WORK INSTRUCTIONS –
Write out all lines holding the word "multiples".

THE DATA –
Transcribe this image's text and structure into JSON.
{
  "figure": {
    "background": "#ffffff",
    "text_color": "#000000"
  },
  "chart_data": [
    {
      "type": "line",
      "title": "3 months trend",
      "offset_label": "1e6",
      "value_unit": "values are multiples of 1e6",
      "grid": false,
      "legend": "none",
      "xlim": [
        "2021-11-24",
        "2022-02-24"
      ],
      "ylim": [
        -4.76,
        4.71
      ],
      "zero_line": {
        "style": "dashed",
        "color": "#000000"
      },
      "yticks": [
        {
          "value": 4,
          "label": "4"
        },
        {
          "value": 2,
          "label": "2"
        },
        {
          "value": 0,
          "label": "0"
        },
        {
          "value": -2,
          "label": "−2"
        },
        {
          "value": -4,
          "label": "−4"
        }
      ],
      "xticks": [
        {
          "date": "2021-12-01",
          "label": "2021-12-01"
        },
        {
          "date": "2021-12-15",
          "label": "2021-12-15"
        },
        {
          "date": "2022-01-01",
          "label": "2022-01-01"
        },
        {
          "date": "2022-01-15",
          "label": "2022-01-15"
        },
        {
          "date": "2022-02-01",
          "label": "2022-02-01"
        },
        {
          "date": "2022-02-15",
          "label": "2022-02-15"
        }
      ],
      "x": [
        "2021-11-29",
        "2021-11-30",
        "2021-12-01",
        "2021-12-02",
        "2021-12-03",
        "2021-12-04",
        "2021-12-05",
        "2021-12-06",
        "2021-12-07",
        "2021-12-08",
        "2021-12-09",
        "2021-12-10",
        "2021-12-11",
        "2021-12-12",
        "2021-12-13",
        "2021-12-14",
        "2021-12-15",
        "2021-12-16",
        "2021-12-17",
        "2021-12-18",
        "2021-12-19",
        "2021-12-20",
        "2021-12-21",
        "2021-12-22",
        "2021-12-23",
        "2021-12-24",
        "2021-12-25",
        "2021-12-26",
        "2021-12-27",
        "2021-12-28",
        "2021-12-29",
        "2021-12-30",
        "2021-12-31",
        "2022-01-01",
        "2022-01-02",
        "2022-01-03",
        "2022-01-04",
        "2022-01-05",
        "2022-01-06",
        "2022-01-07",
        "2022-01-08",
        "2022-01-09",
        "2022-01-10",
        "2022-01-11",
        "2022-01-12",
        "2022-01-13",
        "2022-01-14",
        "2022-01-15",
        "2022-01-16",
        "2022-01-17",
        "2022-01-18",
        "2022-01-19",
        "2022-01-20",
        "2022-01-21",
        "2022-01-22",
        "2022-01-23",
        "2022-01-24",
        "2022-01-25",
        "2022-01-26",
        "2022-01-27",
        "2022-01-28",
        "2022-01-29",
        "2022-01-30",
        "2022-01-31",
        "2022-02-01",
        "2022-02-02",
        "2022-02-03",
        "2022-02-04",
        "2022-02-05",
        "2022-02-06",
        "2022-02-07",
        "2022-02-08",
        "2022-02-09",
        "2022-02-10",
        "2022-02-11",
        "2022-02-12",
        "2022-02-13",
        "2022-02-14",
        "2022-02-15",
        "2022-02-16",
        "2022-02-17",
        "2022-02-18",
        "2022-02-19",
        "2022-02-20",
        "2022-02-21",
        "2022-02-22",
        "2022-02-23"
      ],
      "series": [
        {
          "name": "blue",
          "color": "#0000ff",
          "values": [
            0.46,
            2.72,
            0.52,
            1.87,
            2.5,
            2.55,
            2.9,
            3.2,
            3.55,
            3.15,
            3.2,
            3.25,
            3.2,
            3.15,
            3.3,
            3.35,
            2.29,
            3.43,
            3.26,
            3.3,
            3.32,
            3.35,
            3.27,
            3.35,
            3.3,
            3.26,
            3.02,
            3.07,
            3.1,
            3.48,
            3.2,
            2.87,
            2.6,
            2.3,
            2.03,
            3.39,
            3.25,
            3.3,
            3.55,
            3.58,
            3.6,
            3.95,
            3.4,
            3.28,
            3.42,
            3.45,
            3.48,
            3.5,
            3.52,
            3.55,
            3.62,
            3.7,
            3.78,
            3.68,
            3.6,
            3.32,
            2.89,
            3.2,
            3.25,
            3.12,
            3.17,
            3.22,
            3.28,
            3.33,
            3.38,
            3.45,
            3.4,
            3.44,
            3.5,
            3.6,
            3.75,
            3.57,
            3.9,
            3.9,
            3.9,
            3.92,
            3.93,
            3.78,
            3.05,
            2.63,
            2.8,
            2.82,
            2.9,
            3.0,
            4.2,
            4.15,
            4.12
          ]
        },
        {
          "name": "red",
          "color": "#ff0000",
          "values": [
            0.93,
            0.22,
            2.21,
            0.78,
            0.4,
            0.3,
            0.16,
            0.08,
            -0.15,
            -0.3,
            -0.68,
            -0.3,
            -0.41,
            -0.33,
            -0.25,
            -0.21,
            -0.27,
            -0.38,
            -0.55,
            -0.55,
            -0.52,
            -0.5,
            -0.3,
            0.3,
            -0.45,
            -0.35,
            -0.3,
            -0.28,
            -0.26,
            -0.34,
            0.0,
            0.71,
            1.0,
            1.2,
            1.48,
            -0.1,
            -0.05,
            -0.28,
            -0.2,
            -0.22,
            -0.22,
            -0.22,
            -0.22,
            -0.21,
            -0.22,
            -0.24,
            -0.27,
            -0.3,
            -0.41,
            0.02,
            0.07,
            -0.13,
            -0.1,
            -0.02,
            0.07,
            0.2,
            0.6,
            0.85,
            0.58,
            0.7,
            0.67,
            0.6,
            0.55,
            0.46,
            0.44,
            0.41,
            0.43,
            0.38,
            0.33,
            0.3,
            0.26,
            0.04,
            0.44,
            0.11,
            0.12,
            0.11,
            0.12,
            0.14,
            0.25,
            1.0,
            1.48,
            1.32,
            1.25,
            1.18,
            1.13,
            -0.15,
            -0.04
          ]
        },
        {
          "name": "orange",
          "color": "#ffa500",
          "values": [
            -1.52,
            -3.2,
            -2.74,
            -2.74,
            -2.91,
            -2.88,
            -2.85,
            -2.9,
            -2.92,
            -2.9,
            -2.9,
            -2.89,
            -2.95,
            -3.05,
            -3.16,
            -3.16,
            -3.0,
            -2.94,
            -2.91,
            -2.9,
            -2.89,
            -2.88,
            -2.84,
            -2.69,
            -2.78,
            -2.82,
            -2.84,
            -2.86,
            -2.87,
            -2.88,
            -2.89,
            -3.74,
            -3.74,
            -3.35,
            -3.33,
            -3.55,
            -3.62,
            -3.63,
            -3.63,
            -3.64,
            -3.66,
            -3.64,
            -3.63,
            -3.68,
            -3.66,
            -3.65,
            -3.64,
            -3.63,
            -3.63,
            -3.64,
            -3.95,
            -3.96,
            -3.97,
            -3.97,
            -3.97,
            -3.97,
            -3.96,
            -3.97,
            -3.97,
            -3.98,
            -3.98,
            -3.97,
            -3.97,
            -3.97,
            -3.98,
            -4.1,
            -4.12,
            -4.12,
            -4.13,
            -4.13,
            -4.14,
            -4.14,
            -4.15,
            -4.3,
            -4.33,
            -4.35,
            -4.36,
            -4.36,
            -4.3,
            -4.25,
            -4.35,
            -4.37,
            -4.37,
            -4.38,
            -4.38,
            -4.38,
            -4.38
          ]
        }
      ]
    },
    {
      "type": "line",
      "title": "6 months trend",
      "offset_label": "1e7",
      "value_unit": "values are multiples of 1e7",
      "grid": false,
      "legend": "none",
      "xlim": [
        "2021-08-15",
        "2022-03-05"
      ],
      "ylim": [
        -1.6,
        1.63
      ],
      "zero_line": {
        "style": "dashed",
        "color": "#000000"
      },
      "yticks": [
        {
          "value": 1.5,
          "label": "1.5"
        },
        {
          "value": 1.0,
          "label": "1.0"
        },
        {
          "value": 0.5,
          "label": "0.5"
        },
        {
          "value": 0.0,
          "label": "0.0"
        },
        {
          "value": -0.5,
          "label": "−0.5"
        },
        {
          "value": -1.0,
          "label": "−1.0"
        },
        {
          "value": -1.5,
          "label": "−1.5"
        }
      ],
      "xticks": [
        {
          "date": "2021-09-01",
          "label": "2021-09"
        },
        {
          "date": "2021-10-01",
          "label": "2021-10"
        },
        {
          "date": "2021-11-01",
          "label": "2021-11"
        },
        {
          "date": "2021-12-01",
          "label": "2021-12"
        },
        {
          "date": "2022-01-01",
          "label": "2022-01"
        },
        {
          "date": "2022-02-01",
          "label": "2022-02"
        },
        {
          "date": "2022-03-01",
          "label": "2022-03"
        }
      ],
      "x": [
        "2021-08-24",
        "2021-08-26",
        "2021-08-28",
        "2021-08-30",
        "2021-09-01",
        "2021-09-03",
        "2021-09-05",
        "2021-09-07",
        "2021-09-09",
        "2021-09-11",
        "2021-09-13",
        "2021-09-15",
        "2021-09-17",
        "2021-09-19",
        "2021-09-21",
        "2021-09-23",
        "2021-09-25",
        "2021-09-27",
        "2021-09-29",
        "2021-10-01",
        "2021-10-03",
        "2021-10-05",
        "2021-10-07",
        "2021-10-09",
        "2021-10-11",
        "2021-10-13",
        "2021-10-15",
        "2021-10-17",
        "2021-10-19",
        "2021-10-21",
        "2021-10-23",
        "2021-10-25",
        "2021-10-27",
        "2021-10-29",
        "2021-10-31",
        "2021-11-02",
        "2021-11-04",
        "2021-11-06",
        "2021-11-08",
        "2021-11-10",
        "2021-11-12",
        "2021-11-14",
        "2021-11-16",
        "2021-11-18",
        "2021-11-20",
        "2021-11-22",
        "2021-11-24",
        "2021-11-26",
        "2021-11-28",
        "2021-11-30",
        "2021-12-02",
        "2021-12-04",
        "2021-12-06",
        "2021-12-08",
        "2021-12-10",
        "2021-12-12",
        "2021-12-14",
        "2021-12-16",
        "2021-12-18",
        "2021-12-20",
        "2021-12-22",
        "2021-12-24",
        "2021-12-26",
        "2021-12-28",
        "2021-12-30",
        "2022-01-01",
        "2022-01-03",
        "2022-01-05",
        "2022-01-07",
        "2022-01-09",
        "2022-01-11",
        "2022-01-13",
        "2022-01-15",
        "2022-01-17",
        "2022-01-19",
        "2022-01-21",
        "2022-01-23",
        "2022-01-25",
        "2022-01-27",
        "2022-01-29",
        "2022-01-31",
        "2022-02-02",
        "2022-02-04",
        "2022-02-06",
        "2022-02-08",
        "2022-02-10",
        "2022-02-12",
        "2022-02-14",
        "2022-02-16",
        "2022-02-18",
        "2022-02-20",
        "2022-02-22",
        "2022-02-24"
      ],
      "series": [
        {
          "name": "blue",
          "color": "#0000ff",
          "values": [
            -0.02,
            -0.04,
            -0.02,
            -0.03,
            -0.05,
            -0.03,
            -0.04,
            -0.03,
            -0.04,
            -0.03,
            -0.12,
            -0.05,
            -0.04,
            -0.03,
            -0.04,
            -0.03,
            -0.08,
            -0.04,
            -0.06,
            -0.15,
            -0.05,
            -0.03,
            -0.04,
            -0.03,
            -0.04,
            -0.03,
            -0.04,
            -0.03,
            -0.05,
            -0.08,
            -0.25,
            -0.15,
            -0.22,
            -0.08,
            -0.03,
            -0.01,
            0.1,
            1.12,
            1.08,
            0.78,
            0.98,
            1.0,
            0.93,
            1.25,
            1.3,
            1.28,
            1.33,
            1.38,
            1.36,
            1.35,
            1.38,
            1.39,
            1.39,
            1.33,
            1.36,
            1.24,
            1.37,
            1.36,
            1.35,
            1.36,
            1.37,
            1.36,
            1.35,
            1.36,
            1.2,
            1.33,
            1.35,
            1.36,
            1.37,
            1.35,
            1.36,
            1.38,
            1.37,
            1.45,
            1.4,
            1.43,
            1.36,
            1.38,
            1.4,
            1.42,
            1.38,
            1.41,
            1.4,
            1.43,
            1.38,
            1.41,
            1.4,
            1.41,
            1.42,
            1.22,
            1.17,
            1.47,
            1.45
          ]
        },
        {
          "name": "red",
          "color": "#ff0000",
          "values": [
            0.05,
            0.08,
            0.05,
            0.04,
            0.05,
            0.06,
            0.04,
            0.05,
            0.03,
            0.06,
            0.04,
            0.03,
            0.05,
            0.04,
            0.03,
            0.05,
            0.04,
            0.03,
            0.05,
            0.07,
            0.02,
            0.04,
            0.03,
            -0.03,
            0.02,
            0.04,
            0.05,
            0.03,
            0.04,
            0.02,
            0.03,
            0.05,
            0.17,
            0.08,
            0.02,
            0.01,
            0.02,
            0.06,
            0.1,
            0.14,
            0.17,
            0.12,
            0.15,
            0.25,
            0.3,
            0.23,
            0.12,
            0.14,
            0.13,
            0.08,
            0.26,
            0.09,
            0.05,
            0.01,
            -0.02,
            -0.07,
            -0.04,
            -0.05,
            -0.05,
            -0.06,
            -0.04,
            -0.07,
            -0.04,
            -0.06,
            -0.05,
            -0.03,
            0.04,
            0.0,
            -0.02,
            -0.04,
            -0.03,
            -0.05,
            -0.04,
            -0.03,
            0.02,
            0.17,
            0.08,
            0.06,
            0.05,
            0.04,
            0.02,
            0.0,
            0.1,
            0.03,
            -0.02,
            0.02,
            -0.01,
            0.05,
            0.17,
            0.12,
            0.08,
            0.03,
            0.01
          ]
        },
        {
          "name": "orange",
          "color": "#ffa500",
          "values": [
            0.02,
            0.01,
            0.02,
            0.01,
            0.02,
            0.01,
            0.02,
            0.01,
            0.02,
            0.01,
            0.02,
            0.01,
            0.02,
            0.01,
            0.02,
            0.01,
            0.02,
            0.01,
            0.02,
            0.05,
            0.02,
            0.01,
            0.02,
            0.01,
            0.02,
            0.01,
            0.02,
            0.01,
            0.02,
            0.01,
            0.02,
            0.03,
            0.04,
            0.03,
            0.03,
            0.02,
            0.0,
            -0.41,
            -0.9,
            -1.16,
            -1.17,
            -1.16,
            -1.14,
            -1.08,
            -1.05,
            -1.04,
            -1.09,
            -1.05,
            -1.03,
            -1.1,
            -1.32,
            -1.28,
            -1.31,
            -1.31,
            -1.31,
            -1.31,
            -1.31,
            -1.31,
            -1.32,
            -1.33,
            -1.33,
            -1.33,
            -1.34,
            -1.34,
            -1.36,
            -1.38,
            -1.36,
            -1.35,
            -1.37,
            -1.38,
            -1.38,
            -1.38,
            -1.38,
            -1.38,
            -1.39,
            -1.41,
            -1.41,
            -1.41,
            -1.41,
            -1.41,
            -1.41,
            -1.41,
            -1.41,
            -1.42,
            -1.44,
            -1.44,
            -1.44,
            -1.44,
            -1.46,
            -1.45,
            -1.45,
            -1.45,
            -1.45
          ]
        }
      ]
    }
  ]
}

RESULT OF THIS EXERCISE –
      "value_unit": "values are multiples of 1e6",
      "value_unit": "values are multiples of 1e7",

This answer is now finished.